▶ **Aim of the exercise**:
All entries below are to be set down again, identical to the source.

BEGIN Supplied information

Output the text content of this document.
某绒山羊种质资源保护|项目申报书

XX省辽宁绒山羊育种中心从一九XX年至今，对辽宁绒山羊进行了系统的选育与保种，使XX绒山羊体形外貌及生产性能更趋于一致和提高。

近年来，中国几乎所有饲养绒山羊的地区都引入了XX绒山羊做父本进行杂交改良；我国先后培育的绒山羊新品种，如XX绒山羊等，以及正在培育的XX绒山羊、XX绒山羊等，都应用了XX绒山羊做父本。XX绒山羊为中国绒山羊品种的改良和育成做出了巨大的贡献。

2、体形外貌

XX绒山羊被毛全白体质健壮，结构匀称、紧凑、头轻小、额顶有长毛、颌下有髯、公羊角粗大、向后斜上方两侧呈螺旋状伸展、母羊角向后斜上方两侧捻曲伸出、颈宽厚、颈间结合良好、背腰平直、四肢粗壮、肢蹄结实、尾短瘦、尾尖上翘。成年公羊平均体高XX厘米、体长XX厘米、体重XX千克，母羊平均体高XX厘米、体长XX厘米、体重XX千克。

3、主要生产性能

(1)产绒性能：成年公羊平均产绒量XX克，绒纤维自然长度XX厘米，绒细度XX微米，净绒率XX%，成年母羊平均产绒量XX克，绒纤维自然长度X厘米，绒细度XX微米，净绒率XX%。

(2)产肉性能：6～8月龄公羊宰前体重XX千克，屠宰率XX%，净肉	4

END Supplied information

▶ **Output of the task**:
Output the text content of this document.
某绒山羊种质资源保护|项目申报书

XX省辽宁绒山羊育种中心从一九XX年至今，对辽宁绒山羊进行了系统的选育与保种，使XX绒山羊体形外貌及生产性能更趋于一致和提高。

近年来，中国几乎所有饲养绒山羊的地区都引入了XX绒山羊做父本进行杂交改良；我国先后培育的绒山羊新品种，如XX绒山羊等，以及正在培育的XX绒山羊、XX绒山羊等，都应用了XX绒山羊做父本。XX绒山羊为中国绒山羊品种的改良和育成做出了巨大的贡献。

2、体形外貌

XX绒山羊被毛全白体质健壮，结构匀称、紧凑、头轻小、额顶有长毛、颌下有髯、公羊角粗大、向后斜上方两侧呈螺旋状伸展、母羊角向后斜上方两侧捻曲伸出、颈宽厚、颈间结合良好、背腰平直、四肢粗壮、肢蹄结实、尾短瘦、尾尖上翘。成年公羊平均体高XX厘米、体长XX厘米、体重XX千克，母羊平均体高XX厘米、体长XX厘米、体重XX千克。

3、主要生产性能

(1)产绒性能：成年公羊平均产绒量XX克，绒纤维自然长度XX厘米，绒细度XX微米，净绒率XX%，成年母羊平均产绒量XX克，绒纤维自然长度X厘米，绒细度XX微米，净绒率XX%。

(2)产肉性能：6～8月龄公羊宰前体重XX千克，屠宰率XX%，净肉	4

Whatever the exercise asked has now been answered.